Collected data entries
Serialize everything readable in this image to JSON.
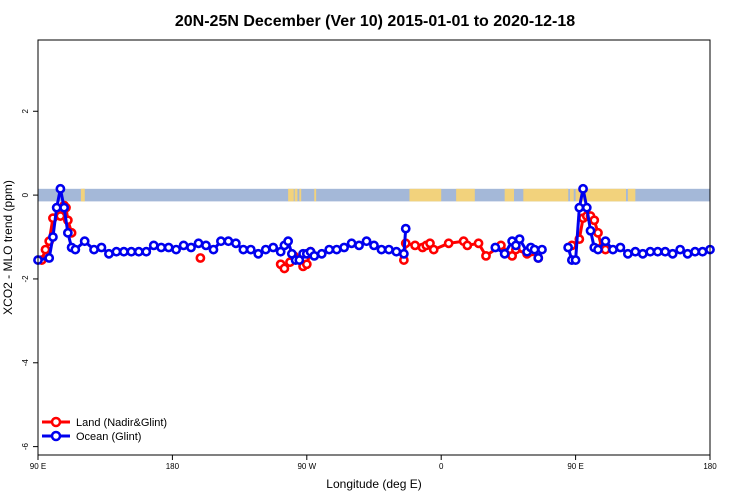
{
  "chart_data": {
    "type": "line",
    "title": "20N-25N December (Ver 10)   2015-01-01 to 2020-12-18",
    "xlabel": "Longitude (deg E)",
    "ylabel": "XCO2 - MLO trend (ppm)",
    "xlim": [
      90,
      450
    ],
    "ylim": [
      -6.2,
      3.7
    ],
    "x_tick_values": [
      90,
      162,
      234,
      306,
      378,
      450
    ],
    "x_tick_labels": [
      "90 E",
      "180",
      "90 W",
      "0",
      "90 E",
      "180"
    ],
    "y_tick_values": [
      -6,
      -4,
      -2,
      0,
      2
    ],
    "y_tick_labels": [
      "-6",
      "-4",
      "-2",
      "0",
      "2"
    ],
    "legend_position": "bottom-left",
    "map_band": {
      "y_range": [
        -0.15,
        0.15
      ],
      "ocean_color": "#a4b8d8",
      "land_color": "#f2d27c",
      "land_segments": [
        [
          113,
          115
        ],
        [
          114,
          115
        ],
        [
          224,
          227
        ],
        [
          227.5,
          229
        ],
        [
          230,
          231
        ],
        [
          238,
          239
        ],
        [
          289,
          306
        ],
        [
          314,
          324
        ],
        [
          340,
          345
        ],
        [
          350,
          374
        ],
        [
          373,
          374
        ],
        [
          375,
          377
        ],
        [
          378,
          405
        ],
        [
          406,
          410
        ]
      ]
    },
    "series": [
      {
        "name": "Land (Nadir&Glint)",
        "color": "#ff0000",
        "x": [
          92,
          94,
          96,
          98,
          102,
          104,
          105,
          106,
          108,
          177,
          220,
          222,
          225,
          227,
          232,
          234,
          236,
          286,
          287,
          292,
          296,
          298,
          300,
          302,
          310,
          318,
          320,
          326,
          330,
          338,
          344,
          346,
          352,
          354,
          358,
          376,
          380,
          382,
          384,
          386,
          388,
          390,
          392,
          394
        ],
        "y": [
          -1.55,
          -1.3,
          -1.1,
          -0.55,
          -0.5,
          -0.25,
          -0.3,
          -0.6,
          -0.9,
          -1.5,
          -1.65,
          -1.75,
          -1.6,
          -1.45,
          -1.7,
          -1.65,
          -1.35,
          -1.55,
          -1.15,
          -1.2,
          -1.25,
          -1.2,
          -1.15,
          -1.3,
          -1.15,
          -1.1,
          -1.2,
          -1.15,
          -1.45,
          -1.2,
          -1.45,
          -1.3,
          -1.4,
          -1.35,
          -1.5,
          -1.2,
          -1.05,
          -0.55,
          -0.5,
          -0.5,
          -0.6,
          -0.9,
          -1.25,
          -1.3
        ]
      },
      {
        "name": "Ocean (Glint)",
        "color": "#0000ee",
        "x": [
          90,
          96,
          98,
          100,
          102,
          104,
          106,
          108,
          110,
          115,
          120,
          124,
          128,
          132,
          136,
          140,
          144,
          148,
          152,
          156,
          160,
          164,
          168,
          172,
          176,
          180,
          184,
          188,
          192,
          196,
          200,
          204,
          208,
          212,
          216,
          220,
          222,
          224,
          226,
          228,
          230,
          232,
          234,
          236,
          238,
          242,
          246,
          250,
          254,
          258,
          262,
          266,
          270,
          274,
          278,
          282,
          286,
          287,
          335,
          340,
          344,
          346,
          348,
          352,
          354,
          356,
          358,
          360,
          374,
          376,
          378,
          380,
          382,
          384,
          386,
          388,
          390,
          394,
          398,
          402,
          406,
          410,
          414,
          418,
          422,
          426,
          430,
          434,
          438,
          442,
          446,
          450
        ],
        "y": [
          -1.55,
          -1.5,
          -1.0,
          -0.3,
          0.15,
          -0.3,
          -0.9,
          -1.25,
          -1.3,
          -1.1,
          -1.3,
          -1.25,
          -1.4,
          -1.35,
          -1.35,
          -1.35,
          -1.35,
          -1.35,
          -1.2,
          -1.25,
          -1.25,
          -1.3,
          -1.2,
          -1.25,
          -1.15,
          -1.2,
          -1.3,
          -1.1,
          -1.1,
          -1.15,
          -1.3,
          -1.3,
          -1.4,
          -1.3,
          -1.25,
          -1.35,
          -1.2,
          -1.1,
          -1.4,
          -1.55,
          -1.55,
          -1.4,
          -1.4,
          -1.35,
          -1.45,
          -1.4,
          -1.3,
          -1.3,
          -1.25,
          -1.15,
          -1.2,
          -1.1,
          -1.2,
          -1.3,
          -1.3,
          -1.35,
          -1.4,
          -0.8,
          -1.25,
          -1.4,
          -1.1,
          -1.2,
          -1.05,
          -1.35,
          -1.25,
          -1.3,
          -1.5,
          -1.3,
          -1.25,
          -1.55,
          -1.55,
          -0.3,
          0.15,
          -0.3,
          -0.85,
          -1.25,
          -1.3,
          -1.1,
          -1.3,
          -1.25,
          -1.4,
          -1.35,
          -1.4,
          -1.35,
          -1.35,
          -1.35,
          -1.4,
          -1.3,
          -1.4,
          -1.35,
          -1.35,
          -1.3
        ]
      }
    ]
  }
}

# WORK TO BE COMPLETED
Transcribe each entry precisely as given, leaving the pictures out.

# ANSWER
Serialize everything readable in this image to JSON.
{
  "chart_data": {
    "type": "line",
    "title": "20N-25N December (Ver 10)   2015-01-01 to 2020-12-18",
    "xlabel": "Longitude (deg E)",
    "ylabel": "XCO2 - MLO trend (ppm)",
    "xlim": [
      90,
      450
    ],
    "ylim": [
      -6.2,
      3.7
    ],
    "x_tick_values": [
      90,
      162,
      234,
      306,
      378,
      450
    ],
    "x_tick_labels": [
      "90 E",
      "180",
      "90 W",
      "0",
      "90 E",
      "180"
    ],
    "y_tick_values": [
      -6,
      -4,
      -2,
      0,
      2
    ],
    "y_tick_labels": [
      "-6",
      "-4",
      "-2",
      "0",
      "2"
    ],
    "legend_position": "bottom-left",
    "map_band": {
      "y_range": [
        -0.15,
        0.15
      ],
      "ocean_color": "#a4b8d8",
      "land_color": "#f2d27c",
      "land_segments": [
        [
          113,
          115
        ],
        [
          114,
          115
        ],
        [
          224,
          227
        ],
        [
          227.5,
          229
        ],
        [
          230,
          231
        ],
        [
          238,
          239
        ],
        [
          289,
          306
        ],
        [
          314,
          324
        ],
        [
          340,
          345
        ],
        [
          350,
          374
        ],
        [
          373,
          374
        ],
        [
          375,
          377
        ],
        [
          378,
          405
        ],
        [
          406,
          410
        ]
      ]
    },
    "series": [
      {
        "name": "Land (Nadir&Glint)",
        "color": "#ff0000",
        "x": [
          92,
          94,
          96,
          98,
          102,
          104,
          105,
          106,
          108,
          177,
          220,
          222,
          225,
          227,
          232,
          234,
          236,
          286,
          287,
          292,
          296,
          298,
          300,
          302,
          310,
          318,
          320,
          326,
          330,
          338,
          344,
          346,
          352,
          354,
          358,
          376,
          380,
          382,
          384,
          386,
          388,
          390,
          392,
          394
        ],
        "y": [
          -1.55,
          -1.3,
          -1.1,
          -0.55,
          -0.5,
          -0.25,
          -0.3,
          -0.6,
          -0.9,
          -1.5,
          -1.65,
          -1.75,
          -1.6,
          -1.45,
          -1.7,
          -1.65,
          -1.35,
          -1.55,
          -1.15,
          -1.2,
          -1.25,
          -1.2,
          -1.15,
          -1.3,
          -1.15,
          -1.1,
          -1.2,
          -1.15,
          -1.45,
          -1.2,
          -1.45,
          -1.3,
          -1.4,
          -1.35,
          -1.5,
          -1.2,
          -1.05,
          -0.55,
          -0.5,
          -0.5,
          -0.6,
          -0.9,
          -1.25,
          -1.3
        ]
      },
      {
        "name": "Ocean (Glint)",
        "color": "#0000ee",
        "x": [
          90,
          96,
          98,
          100,
          102,
          104,
          106,
          108,
          110,
          115,
          120,
          124,
          128,
          132,
          136,
          140,
          144,
          148,
          152,
          156,
          160,
          164,
          168,
          172,
          176,
          180,
          184,
          188,
          192,
          196,
          200,
          204,
          208,
          212,
          216,
          220,
          222,
          224,
          226,
          228,
          230,
          232,
          234,
          236,
          238,
          242,
          246,
          250,
          254,
          258,
          262,
          266,
          270,
          274,
          278,
          282,
          286,
          287,
          335,
          340,
          344,
          346,
          348,
          352,
          354,
          356,
          358,
          360,
          374,
          376,
          378,
          380,
          382,
          384,
          386,
          388,
          390,
          394,
          398,
          402,
          406,
          410,
          414,
          418,
          422,
          426,
          430,
          434,
          438,
          442,
          446,
          450
        ],
        "y": [
          -1.55,
          -1.5,
          -1.0,
          -0.3,
          0.15,
          -0.3,
          -0.9,
          -1.25,
          -1.3,
          -1.1,
          -1.3,
          -1.25,
          -1.4,
          -1.35,
          -1.35,
          -1.35,
          -1.35,
          -1.35,
          -1.2,
          -1.25,
          -1.25,
          -1.3,
          -1.2,
          -1.25,
          -1.15,
          -1.2,
          -1.3,
          -1.1,
          -1.1,
          -1.15,
          -1.3,
          -1.3,
          -1.4,
          -1.3,
          -1.25,
          -1.35,
          -1.2,
          -1.1,
          -1.4,
          -1.55,
          -1.55,
          -1.4,
          -1.4,
          -1.35,
          -1.45,
          -1.4,
          -1.3,
          -1.3,
          -1.25,
          -1.15,
          -1.2,
          -1.1,
          -1.2,
          -1.3,
          -1.3,
          -1.35,
          -1.4,
          -0.8,
          -1.25,
          -1.4,
          -1.1,
          -1.2,
          -1.05,
          -1.35,
          -1.25,
          -1.3,
          -1.5,
          -1.3,
          -1.25,
          -1.55,
          -1.55,
          -0.3,
          0.15,
          -0.3,
          -0.85,
          -1.25,
          -1.3,
          -1.1,
          -1.3,
          -1.25,
          -1.4,
          -1.35,
          -1.4,
          -1.35,
          -1.35,
          -1.35,
          -1.4,
          -1.3,
          -1.4,
          -1.35,
          -1.35,
          -1.3
        ]
      }
    ]
  }
}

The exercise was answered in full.